§ **WHAT YOU SHOULD DO**: Below is a listing; write it out exactly and drop any images from it.

§ **RECORDS SHOWN**:
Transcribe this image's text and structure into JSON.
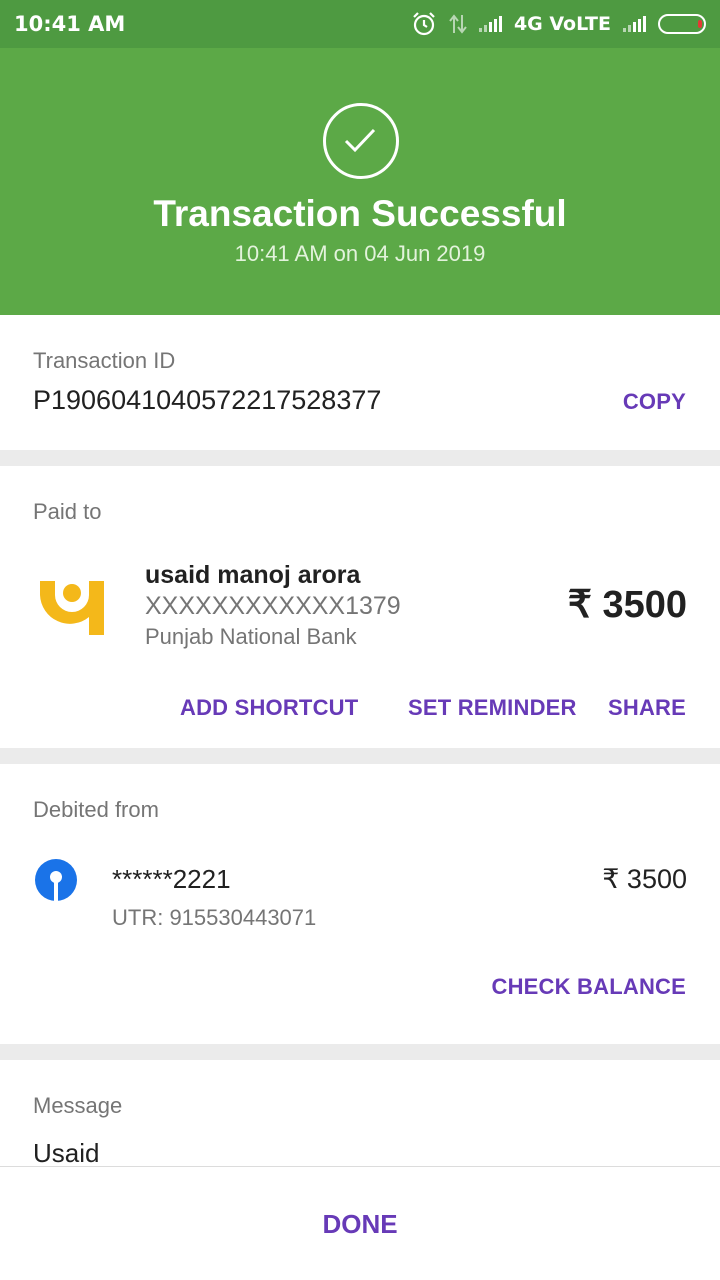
{
  "status_bar": {
    "time": "10:41 AM",
    "network": "4G VoLTE",
    "icons": [
      "alarm-icon",
      "data-arrows-icon",
      "signal-icon",
      "battery-icon"
    ]
  },
  "header": {
    "title": "Transaction Successful",
    "subtitle": "10:41 AM on 04 Jun 2019",
    "icon": "check-circle-icon",
    "background_color": "#5ca947"
  },
  "transaction": {
    "label": "Transaction ID",
    "id": "P1906041040572217528377",
    "copy_label": "COPY"
  },
  "paid_to": {
    "label": "Paid to",
    "name": "usaid manoj arora",
    "account": "XXXXXXXXXXXX1379",
    "bank": "Punjab National Bank",
    "amount": "₹ 3500",
    "bank_logo": "pnb-logo",
    "actions": {
      "add_shortcut": "ADD SHORTCUT",
      "set_reminder": "SET REMINDER",
      "share": "SHARE"
    }
  },
  "debited_from": {
    "label": "Debited from",
    "account": "******2221",
    "utr": "UTR: 915530443071",
    "amount": "₹ 3500",
    "bank_logo": "sbi-logo",
    "check_balance": "CHECK BALANCE"
  },
  "message": {
    "label": "Message",
    "text": "Usaid"
  },
  "footer": {
    "done_label": "DONE"
  },
  "colors": {
    "accent": "#673ab7",
    "success": "#5ca947"
  }
}
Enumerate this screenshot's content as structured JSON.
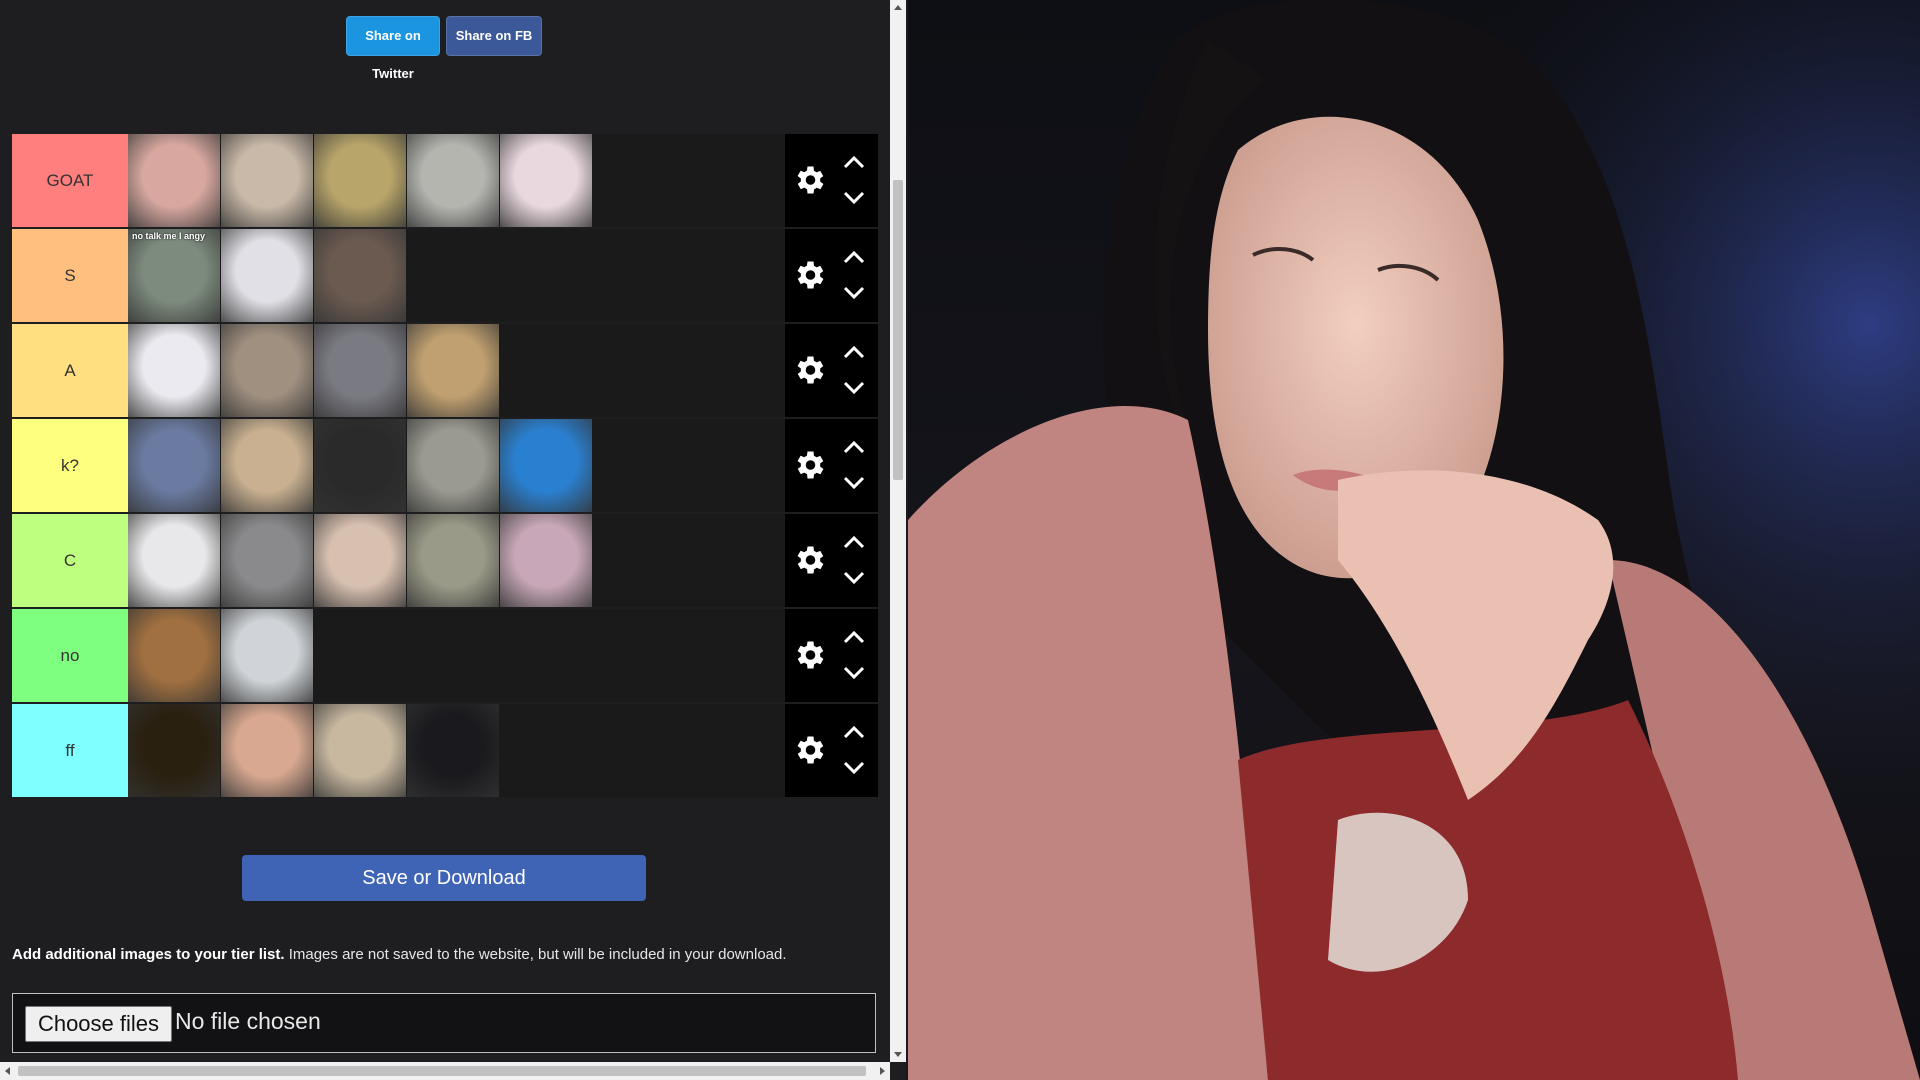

§ **CORRECT ANSWER**:
Transcribe this image's text and structure into JSON.
{
  "status_bar": {
    "time": "10:41 AM",
    "network": "4G VoLTE",
    "icons": [
      "alarm-icon",
      "data-arrows-icon",
      "signal-icon",
      "battery-icon"
    ]
  },
  "header": {
    "title": "Transaction Successful",
    "subtitle": "10:41 AM on 04 Jun 2019",
    "icon": "check-circle-icon",
    "background_color": "#5ca947"
  },
  "transaction": {
    "label": "Transaction ID",
    "id": "P1906041040572217528377",
    "copy_label": "COPY"
  },
  "paid_to": {
    "label": "Paid to",
    "name": "usaid manoj arora",
    "account": "XXXXXXXXXXXX1379",
    "bank": "Punjab National Bank",
    "amount": "₹ 3500",
    "bank_logo": "pnb-logo",
    "actions": {
      "add_shortcut": "ADD SHORTCUT",
      "set_reminder": "SET REMINDER",
      "share": "SHARE"
    }
  },
  "debited_from": {
    "label": "Debited from",
    "account": "******2221",
    "utr": "UTR: 915530443071",
    "amount": "₹ 3500",
    "bank_logo": "sbi-logo",
    "check_balance": "CHECK BALANCE"
  },
  "message": {
    "label": "Message",
    "text": "Usaid"
  },
  "footer": {
    "done_label": "DONE"
  },
  "colors": {
    "accent": "#673ab7",
    "success": "#5ca947"
  }
}
Enumerate this screenshot's content as structured JSON.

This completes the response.